● Your goal: How many of the lines that follow contain the word "completed"? Give only the number.

>> START Given records

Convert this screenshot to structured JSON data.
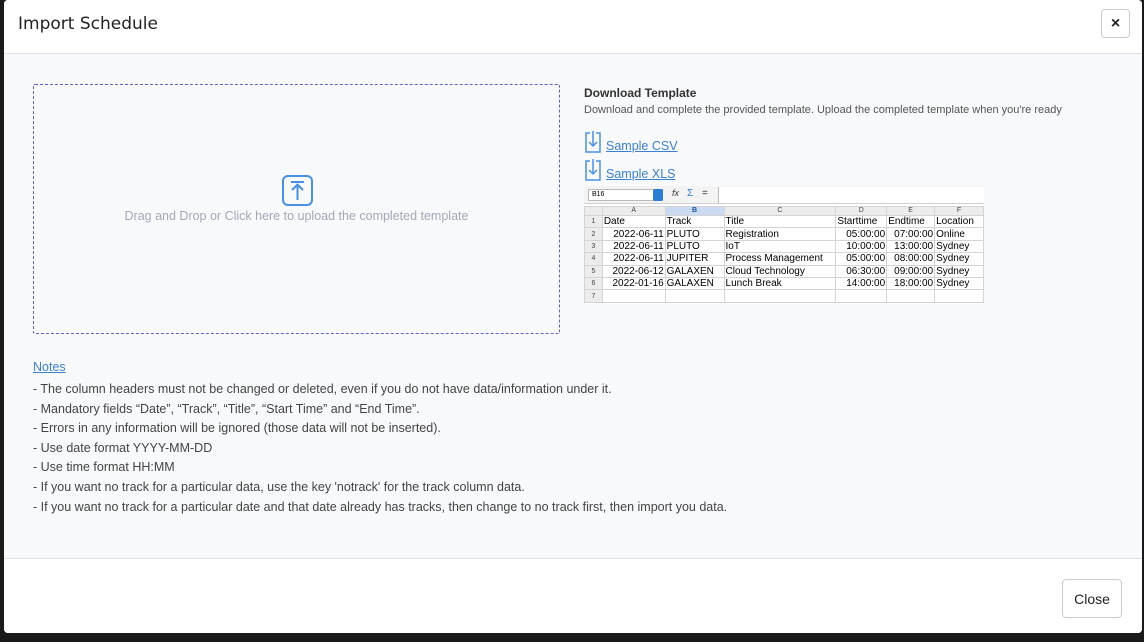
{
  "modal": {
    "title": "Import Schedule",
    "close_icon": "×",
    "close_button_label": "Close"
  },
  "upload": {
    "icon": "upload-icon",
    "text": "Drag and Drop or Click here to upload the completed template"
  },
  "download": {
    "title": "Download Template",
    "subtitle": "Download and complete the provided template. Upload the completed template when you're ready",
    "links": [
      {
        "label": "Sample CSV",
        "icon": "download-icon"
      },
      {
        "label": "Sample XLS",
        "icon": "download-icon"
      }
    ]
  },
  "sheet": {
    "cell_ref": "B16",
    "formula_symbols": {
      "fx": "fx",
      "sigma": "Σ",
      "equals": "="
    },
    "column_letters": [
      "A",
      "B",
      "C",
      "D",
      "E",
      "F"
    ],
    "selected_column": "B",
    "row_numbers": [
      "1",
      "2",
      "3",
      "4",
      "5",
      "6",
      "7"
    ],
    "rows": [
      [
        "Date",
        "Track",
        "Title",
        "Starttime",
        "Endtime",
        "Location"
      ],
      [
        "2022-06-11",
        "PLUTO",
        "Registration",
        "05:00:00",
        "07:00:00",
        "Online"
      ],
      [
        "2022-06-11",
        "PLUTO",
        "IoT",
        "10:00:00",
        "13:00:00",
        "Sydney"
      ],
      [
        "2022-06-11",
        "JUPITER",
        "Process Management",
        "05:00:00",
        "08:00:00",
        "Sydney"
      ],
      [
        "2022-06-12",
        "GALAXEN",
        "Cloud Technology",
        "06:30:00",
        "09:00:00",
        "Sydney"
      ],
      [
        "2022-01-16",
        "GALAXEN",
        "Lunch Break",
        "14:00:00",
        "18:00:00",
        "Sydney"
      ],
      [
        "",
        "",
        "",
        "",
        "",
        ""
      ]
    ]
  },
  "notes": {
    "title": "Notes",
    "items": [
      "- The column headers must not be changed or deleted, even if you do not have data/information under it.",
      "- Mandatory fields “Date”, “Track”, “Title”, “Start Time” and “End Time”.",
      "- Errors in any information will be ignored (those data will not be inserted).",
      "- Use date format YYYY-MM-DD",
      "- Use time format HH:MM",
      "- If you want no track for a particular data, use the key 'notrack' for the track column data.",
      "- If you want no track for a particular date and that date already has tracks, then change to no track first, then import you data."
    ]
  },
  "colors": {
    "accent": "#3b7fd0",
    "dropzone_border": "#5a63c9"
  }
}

>> END Given records

● Exercise solution: 2